__Collected data entries__.
****************************************
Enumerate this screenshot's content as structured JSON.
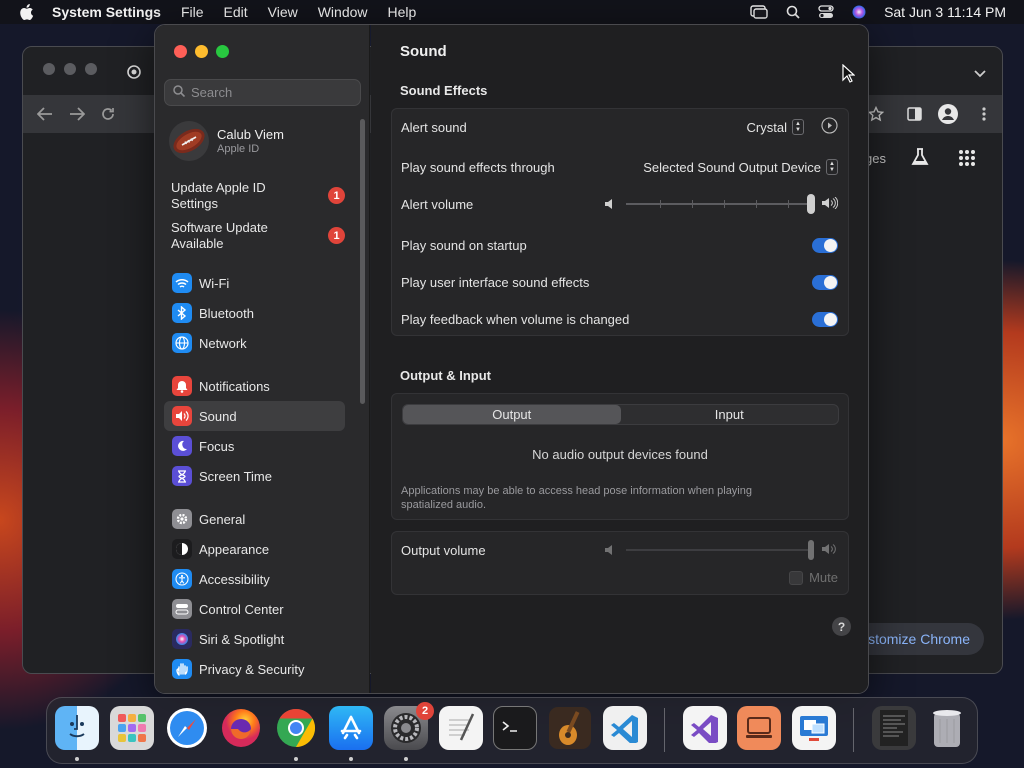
{
  "menubar": {
    "app_name": "System Settings",
    "items": [
      "File",
      "Edit",
      "View",
      "Window",
      "Help"
    ],
    "clock": "Sat Jun 3  11:14 PM"
  },
  "chrome": {
    "customize_label": "ustomize Chrome",
    "partial_label": "ges"
  },
  "sidebar": {
    "search_placeholder": "Search",
    "user_name": "Calub Viem",
    "user_sub": "Apple ID",
    "updates": [
      {
        "label_line1": "Update Apple ID",
        "label_line2": "Settings",
        "badge": "1"
      },
      {
        "label_line1": "Software Update",
        "label_line2": "Available",
        "badge": "1"
      }
    ],
    "group1": [
      {
        "label": "Wi-Fi",
        "icon": "wifi-icon",
        "color": "#1f8bf2"
      },
      {
        "label": "Bluetooth",
        "icon": "bluetooth-icon",
        "color": "#1f8bf2"
      },
      {
        "label": "Network",
        "icon": "globe-icon",
        "color": "#1f8bf2"
      }
    ],
    "group2": [
      {
        "label": "Notifications",
        "icon": "bell-icon",
        "color": "#e8453c"
      },
      {
        "label": "Sound",
        "icon": "speaker-icon",
        "color": "#e8453c",
        "selected": true
      },
      {
        "label": "Focus",
        "icon": "moon-icon",
        "color": "#5b4fd6"
      },
      {
        "label": "Screen Time",
        "icon": "hourglass-icon",
        "color": "#5b4fd6"
      }
    ],
    "group3": [
      {
        "label": "General",
        "icon": "gear-icon",
        "color": "#8e8e93"
      },
      {
        "label": "Appearance",
        "icon": "appearance-icon",
        "color": "#1c1c1e"
      },
      {
        "label": "Accessibility",
        "icon": "accessibility-icon",
        "color": "#1f8bf2"
      },
      {
        "label": "Control Center",
        "icon": "control-center-icon",
        "color": "#8e8e93"
      },
      {
        "label": "Siri & Spotlight",
        "icon": "siri-icon",
        "color": "#2a2a60"
      },
      {
        "label": "Privacy & Security",
        "icon": "hand-icon",
        "color": "#1f8bf2"
      }
    ]
  },
  "main": {
    "title": "Sound",
    "sound_effects": {
      "header": "Sound Effects",
      "alert_sound_label": "Alert sound",
      "alert_sound_value": "Crystal",
      "play_through_label": "Play sound effects through",
      "play_through_value": "Selected Sound Output Device",
      "alert_volume_label": "Alert volume",
      "alert_volume_level": 1.0,
      "startup_label": "Play sound on startup",
      "startup_on": true,
      "ui_effects_label": "Play user interface sound effects",
      "ui_effects_on": true,
      "feedback_label": "Play feedback when volume is changed",
      "feedback_on": true
    },
    "output_input": {
      "header": "Output & Input",
      "tab_output": "Output",
      "tab_input": "Input",
      "empty_message": "No audio output devices found",
      "note_line1": "Applications may be able to access head pose information when playing",
      "note_line2": "spatialized audio."
    },
    "output_volume": {
      "label": "Output volume",
      "level": 1.0,
      "mute_label": "Mute",
      "muted": false
    },
    "help": "?"
  },
  "dock": {
    "settings_badge": "2",
    "apps": [
      "Finder",
      "Launchpad",
      "Safari",
      "Firefox",
      "Chrome",
      "App Store",
      "System Settings",
      "TextEdit",
      "Terminal",
      "GarageBand",
      "Visual Studio Code",
      "Visual Studio",
      "Remote Desktop",
      "Screen Sharing"
    ]
  }
}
****************************************
__Exercise__. Pictures stay out; repeat all the rest of the records exactly.

__Solution to this exercise__.
Enumerate this screenshot's content as structured JSON.
{
  "menubar": {
    "app_name": "System Settings",
    "items": [
      "File",
      "Edit",
      "View",
      "Window",
      "Help"
    ],
    "clock": "Sat Jun 3  11:14 PM"
  },
  "chrome": {
    "customize_label": "ustomize Chrome",
    "partial_label": "ges"
  },
  "sidebar": {
    "search_placeholder": "Search",
    "user_name": "Calub Viem",
    "user_sub": "Apple ID",
    "updates": [
      {
        "label_line1": "Update Apple ID",
        "label_line2": "Settings",
        "badge": "1"
      },
      {
        "label_line1": "Software Update",
        "label_line2": "Available",
        "badge": "1"
      }
    ],
    "group1": [
      {
        "label": "Wi-Fi",
        "icon": "wifi-icon",
        "color": "#1f8bf2"
      },
      {
        "label": "Bluetooth",
        "icon": "bluetooth-icon",
        "color": "#1f8bf2"
      },
      {
        "label": "Network",
        "icon": "globe-icon",
        "color": "#1f8bf2"
      }
    ],
    "group2": [
      {
        "label": "Notifications",
        "icon": "bell-icon",
        "color": "#e8453c"
      },
      {
        "label": "Sound",
        "icon": "speaker-icon",
        "color": "#e8453c",
        "selected": true
      },
      {
        "label": "Focus",
        "icon": "moon-icon",
        "color": "#5b4fd6"
      },
      {
        "label": "Screen Time",
        "icon": "hourglass-icon",
        "color": "#5b4fd6"
      }
    ],
    "group3": [
      {
        "label": "General",
        "icon": "gear-icon",
        "color": "#8e8e93"
      },
      {
        "label": "Appearance",
        "icon": "appearance-icon",
        "color": "#1c1c1e"
      },
      {
        "label": "Accessibility",
        "icon": "accessibility-icon",
        "color": "#1f8bf2"
      },
      {
        "label": "Control Center",
        "icon": "control-center-icon",
        "color": "#8e8e93"
      },
      {
        "label": "Siri & Spotlight",
        "icon": "siri-icon",
        "color": "#2a2a60"
      },
      {
        "label": "Privacy & Security",
        "icon": "hand-icon",
        "color": "#1f8bf2"
      }
    ]
  },
  "main": {
    "title": "Sound",
    "sound_effects": {
      "header": "Sound Effects",
      "alert_sound_label": "Alert sound",
      "alert_sound_value": "Crystal",
      "play_through_label": "Play sound effects through",
      "play_through_value": "Selected Sound Output Device",
      "alert_volume_label": "Alert volume",
      "alert_volume_level": 1.0,
      "startup_label": "Play sound on startup",
      "startup_on": true,
      "ui_effects_label": "Play user interface sound effects",
      "ui_effects_on": true,
      "feedback_label": "Play feedback when volume is changed",
      "feedback_on": true
    },
    "output_input": {
      "header": "Output & Input",
      "tab_output": "Output",
      "tab_input": "Input",
      "empty_message": "No audio output devices found",
      "note_line1": "Applications may be able to access head pose information when playing",
      "note_line2": "spatialized audio."
    },
    "output_volume": {
      "label": "Output volume",
      "level": 1.0,
      "mute_label": "Mute",
      "muted": false
    },
    "help": "?"
  },
  "dock": {
    "settings_badge": "2",
    "apps": [
      "Finder",
      "Launchpad",
      "Safari",
      "Firefox",
      "Chrome",
      "App Store",
      "System Settings",
      "TextEdit",
      "Terminal",
      "GarageBand",
      "Visual Studio Code",
      "Visual Studio",
      "Remote Desktop",
      "Screen Sharing"
    ]
  }
}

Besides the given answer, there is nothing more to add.